Give every line of the entries below as a JSON list of strings, one string per line, skipping blank lines and leaving out the pictures.

## Records for the task
▼▼▼
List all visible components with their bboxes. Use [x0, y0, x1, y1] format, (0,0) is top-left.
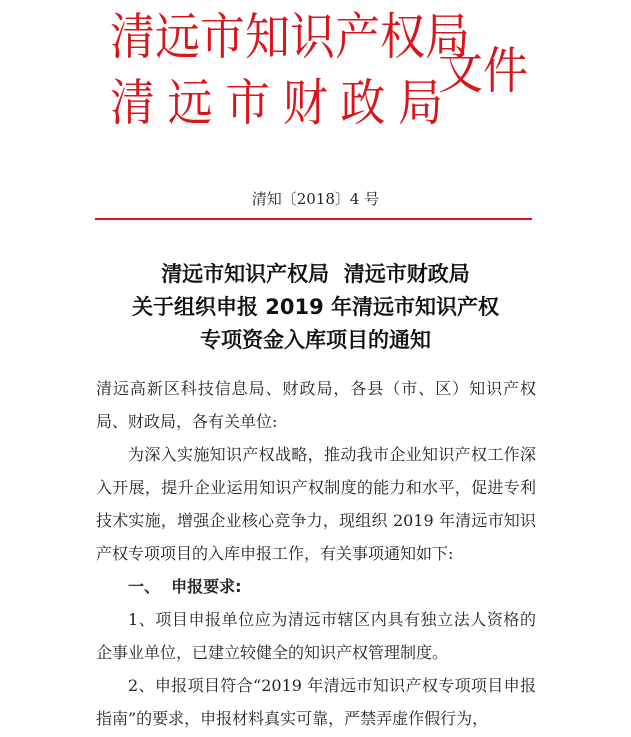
- salutation: 清远高新区科技信息局、财政局，各县（市、区）知识产权局、财政局，各有关单位:: [96, 379, 536, 431]
- doc-word: 文件: [438, 42, 528, 100]
- issuer-finance-bureau: 清远市财政局: [110, 74, 456, 132]
- section-heading-requirements: 一、 申报要求:: [128, 577, 242, 596]
- title-line-1: 清远市知识产权局 清远市财政局: [161, 262, 470, 286]
- letterhead: [110, 6, 530, 156]
- document-body: [96, 372, 536, 735]
- red-divider: [95, 218, 532, 220]
- document-number: 清知〔2018〕4 号: [251, 190, 380, 208]
- issuer-ip-bureau: 清远市知识产权局: [110, 8, 470, 66]
- paragraph-intro: 为深入实施知识产权战略，推动我市企业知识产权工作深入开展，提升企业运用知识产权制度的能力和水平，促进专利技术实施，增强企业核心竞争力，现组织 2019 年清远市知识产权专项项目的入库申报工作，有关事项通知如下:: [96, 445, 536, 563]
- title-line-3: 专项资金入库项目的通知: [200, 328, 431, 352]
- requirement-item-1: 1、项目申报单位应为清远市辖区内具有独立法人资格的企事业单位，已建立较健全的知识产权管理制度。: [96, 610, 536, 662]
- title-line-2: 关于组织申报 2019 年清远市知识产权: [131, 295, 500, 319]
- requirement-item-2: 2、申报项目符合“2019 年清远市知识产权专项项目申报指南”的要求，申报材料真实可靠，严禁弄虚作假行为，: [96, 676, 536, 728]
▲▲▲
## Exercise solution
[
  "List all visible components with their bboxes. Use [x0, y0, x1, y1] format, (0,0) is top-left.",
  "- salutation: 清远高新区科技信息局、财政局，各县（市、区）知识产权局、财政局，各有关单位:: [96, 379, 536, 431]",
  "- doc-word: 文件: [438, 42, 528, 100]",
  "- issuer-finance-bureau: 清远市财政局: [110, 74, 456, 132]",
  "- section-heading-requirements: 一、 申报要求:: [128, 577, 242, 596]",
  "- title-line-1: 清远市知识产权局 清远市财政局: [161, 262, 470, 286]",
  "- letterhead: [110, 6, 530, 156]",
  "- document-body: [96, 372, 536, 735]",
  "- red-divider: [95, 218, 532, 220]",
  "- document-number: 清知〔2018〕4 号: [251, 190, 380, 208]",
  "- issuer-ip-bureau: 清远市知识产权局: [110, 8, 470, 66]",
  "- paragraph-intro: 为深入实施知识产权战略，推动我市企业知识产权工作深入开展，提升企业运用知识产权制度的能力和水平，促进专利技术实施，增强企业核心竞争力，现组织 2019 年清远市知识产权专项项目的入库申报工作，有关事项通知如下:: [96, 445, 536, 563]",
  "- title-line-3: 专项资金入库项目的通知: [200, 328, 431, 352]",
  "- requirement-item-1: 1、项目申报单位应为清远市辖区内具有独立法人资格的企事业单位，已建立较健全的知识产权管理制度。: [96, 610, 536, 662]",
  "- title-line-2: 关于组织申报 2019 年清远市知识产权: [131, 295, 500, 319]",
  "- requirement-item-2: 2、申报项目符合“2019 年清远市知识产权专项项目申报指南”的要求，申报材料真实可靠，严禁弄虚作假行为，: [96, 676, 536, 728]"
]